** Requirements **
Output all of the entries exactly as written.

=== Data supplied ===

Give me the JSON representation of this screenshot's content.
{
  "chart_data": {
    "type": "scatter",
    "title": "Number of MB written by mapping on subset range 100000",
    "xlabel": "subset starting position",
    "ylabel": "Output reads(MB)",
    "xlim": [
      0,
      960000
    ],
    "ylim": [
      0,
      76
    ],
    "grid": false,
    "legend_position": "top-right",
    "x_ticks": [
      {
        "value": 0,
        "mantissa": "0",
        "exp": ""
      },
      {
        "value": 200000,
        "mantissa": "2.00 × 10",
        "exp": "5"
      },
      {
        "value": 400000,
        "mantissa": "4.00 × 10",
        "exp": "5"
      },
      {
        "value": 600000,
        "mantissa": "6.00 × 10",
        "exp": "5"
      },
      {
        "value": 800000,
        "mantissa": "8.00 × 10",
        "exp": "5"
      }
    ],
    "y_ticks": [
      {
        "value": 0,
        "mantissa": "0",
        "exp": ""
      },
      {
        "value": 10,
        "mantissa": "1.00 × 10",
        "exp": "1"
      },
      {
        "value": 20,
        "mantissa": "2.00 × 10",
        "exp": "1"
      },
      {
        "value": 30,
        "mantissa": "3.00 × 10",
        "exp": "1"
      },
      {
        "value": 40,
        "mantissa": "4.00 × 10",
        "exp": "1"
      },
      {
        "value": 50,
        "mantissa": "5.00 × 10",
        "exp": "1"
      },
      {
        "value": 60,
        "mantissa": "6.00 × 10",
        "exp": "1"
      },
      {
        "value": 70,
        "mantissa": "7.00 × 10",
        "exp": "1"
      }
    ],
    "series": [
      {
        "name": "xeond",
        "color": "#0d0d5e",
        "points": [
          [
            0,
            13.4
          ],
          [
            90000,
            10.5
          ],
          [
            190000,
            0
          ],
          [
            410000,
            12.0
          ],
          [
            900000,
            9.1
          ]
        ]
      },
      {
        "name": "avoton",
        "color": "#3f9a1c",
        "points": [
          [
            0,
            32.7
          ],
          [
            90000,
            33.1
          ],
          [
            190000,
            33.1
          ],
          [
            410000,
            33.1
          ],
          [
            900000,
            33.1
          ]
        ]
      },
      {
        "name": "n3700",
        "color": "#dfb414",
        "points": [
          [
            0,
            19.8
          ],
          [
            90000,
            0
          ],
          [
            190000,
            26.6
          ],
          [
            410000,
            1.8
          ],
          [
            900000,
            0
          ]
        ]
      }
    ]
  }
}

===

** Expected answer **
Give me the JSON representation of this screenshot's content.
{
  "chart_data": {
    "type": "scatter",
    "title": "Number of MB written by mapping on subset range 100000",
    "xlabel": "subset starting position",
    "ylabel": "Output reads(MB)",
    "xlim": [
      0,
      960000
    ],
    "ylim": [
      0,
      76
    ],
    "grid": false,
    "legend_position": "top-right",
    "x_ticks": [
      {
        "value": 0,
        "mantissa": "0",
        "exp": ""
      },
      {
        "value": 200000,
        "mantissa": "2.00 × 10",
        "exp": "5"
      },
      {
        "value": 400000,
        "mantissa": "4.00 × 10",
        "exp": "5"
      },
      {
        "value": 600000,
        "mantissa": "6.00 × 10",
        "exp": "5"
      },
      {
        "value": 800000,
        "mantissa": "8.00 × 10",
        "exp": "5"
      }
    ],
    "y_ticks": [
      {
        "value": 0,
        "mantissa": "0",
        "exp": ""
      },
      {
        "value": 10,
        "mantissa": "1.00 × 10",
        "exp": "1"
      },
      {
        "value": 20,
        "mantissa": "2.00 × 10",
        "exp": "1"
      },
      {
        "value": 30,
        "mantissa": "3.00 × 10",
        "exp": "1"
      },
      {
        "value": 40,
        "mantissa": "4.00 × 10",
        "exp": "1"
      },
      {
        "value": 50,
        "mantissa": "5.00 × 10",
        "exp": "1"
      },
      {
        "value": 60,
        "mantissa": "6.00 × 10",
        "exp": "1"
      },
      {
        "value": 70,
        "mantissa": "7.00 × 10",
        "exp": "1"
      }
    ],
    "series": [
      {
        "name": "xeond",
        "color": "#0d0d5e",
        "points": [
          [
            0,
            13.4
          ],
          [
            90000,
            10.5
          ],
          [
            190000,
            0
          ],
          [
            410000,
            12.0
          ],
          [
            900000,
            9.1
          ]
        ]
      },
      {
        "name": "avoton",
        "color": "#3f9a1c",
        "points": [
          [
            0,
            32.7
          ],
          [
            90000,
            33.1
          ],
          [
            190000,
            33.1
          ],
          [
            410000,
            33.1
          ],
          [
            900000,
            33.1
          ]
        ]
      },
      {
        "name": "n3700",
        "color": "#dfb414",
        "points": [
          [
            0,
            19.8
          ],
          [
            90000,
            0
          ],
          [
            190000,
            26.6
          ],
          [
            410000,
            1.8
          ],
          [
            900000,
            0
          ]
        ]
      }
    ]
  }
}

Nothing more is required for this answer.